◆ TRECHO DE ORIGEM:
··········

Sociedade

Guatemaltecos se comprometem com a agricultura como estratégia contra a migração

Alguns embarcaram na viagem, suportando o tratamento severo dos traficantes de pessoas, enquanto outros foram detidos e deportados. Agora, estão determinados a ficar e prosperar.

A camponesa Rebeca Perez, 28 anos, coleta ovos para venda no município de Santa Maria Nebaj, no departamento de Quiche, na Guatemala. Perez aposta na avicultura para evitar a migração para os Estados Unidos. [Johan Ordoñez/AFP]
A camponesa Rebeca Perez, 28 anos, coleta ovos para venda no município de Santa Maria Nebaj, no departamento de Quiche, na Guatemala. Perez aposta na avicultura para evitar a migração para os Estados Unidos. [Johan Ordoñez/AFP]

AFP |

NEJAB, Guatemala – Em meio ao movimento das galinhas na granja, Rebeca coleta cuidadosamente os ovos destinados à venda em sua aldeia indígena no norte da Guatemala.

A determinação em transformar esse empreendimento em sucesso reflete seu forte compromisso em evitar a migração para os Estados Unidos, caminho trilhado por seus dois irmãos na luta contra o fardo da pobreza.

··········

◆ REGISTROS ARMAZENADOS:
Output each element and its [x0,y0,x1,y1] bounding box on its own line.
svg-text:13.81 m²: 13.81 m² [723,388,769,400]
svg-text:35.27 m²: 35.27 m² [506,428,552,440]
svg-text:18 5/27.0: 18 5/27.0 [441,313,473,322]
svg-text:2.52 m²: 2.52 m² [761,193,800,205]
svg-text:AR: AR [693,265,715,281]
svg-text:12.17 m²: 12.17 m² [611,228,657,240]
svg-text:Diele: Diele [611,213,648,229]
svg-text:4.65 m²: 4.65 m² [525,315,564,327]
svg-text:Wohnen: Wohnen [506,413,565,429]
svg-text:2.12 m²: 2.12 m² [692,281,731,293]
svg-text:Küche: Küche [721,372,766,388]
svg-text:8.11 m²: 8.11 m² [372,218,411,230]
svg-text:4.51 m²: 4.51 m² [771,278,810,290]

··········

◆ INSTRUÇÕES E REQUISITOS:
Reproduza o trecho da reportagem sobre agricultura na Guatemala que se inicia com as palavras "Guatemaltecos se comprometem" e se encerra com "norte da Guatemala.", substituindo "avicultura" por "criação de galinhas".

◆ RESULTADO DO EXERCÍCIO:
Guatemaltecos se comprometem com a agricultura como estratégia contra a migração

Alguns embarcaram na viagem, suportando o tratamento severo dos traficantes de pessoas, enquanto outros foram detidos e deportados. Agora, estão determinados a ficar e prosperar.

A camponesa Rebeca Perez, 28 anos, coleta ovos para venda no município de Santa Maria Nebaj, no departamento de Quiche, na Guatemala. Perez aposta na criação de galinhas para evitar a migração para os Estados Unidos. [Johan Ordoñez/AFP]
A camponesa Rebeca Perez, 28 anos, coleta ovos para venda no município de Santa Maria Nebaj, no departamento de Quiche, na Guatemala. Perez aposta na criação de galinhas para evitar a migração para os Estados Unidos. [Johan Ordoñez/AFP]

AFP |

NEJAB, Guatemala – Em meio ao movimento das galinhas na granja, Rebeca coleta cuidadosamente os ovos destinados à venda em sua aldeia indígena no norte da Guatemala.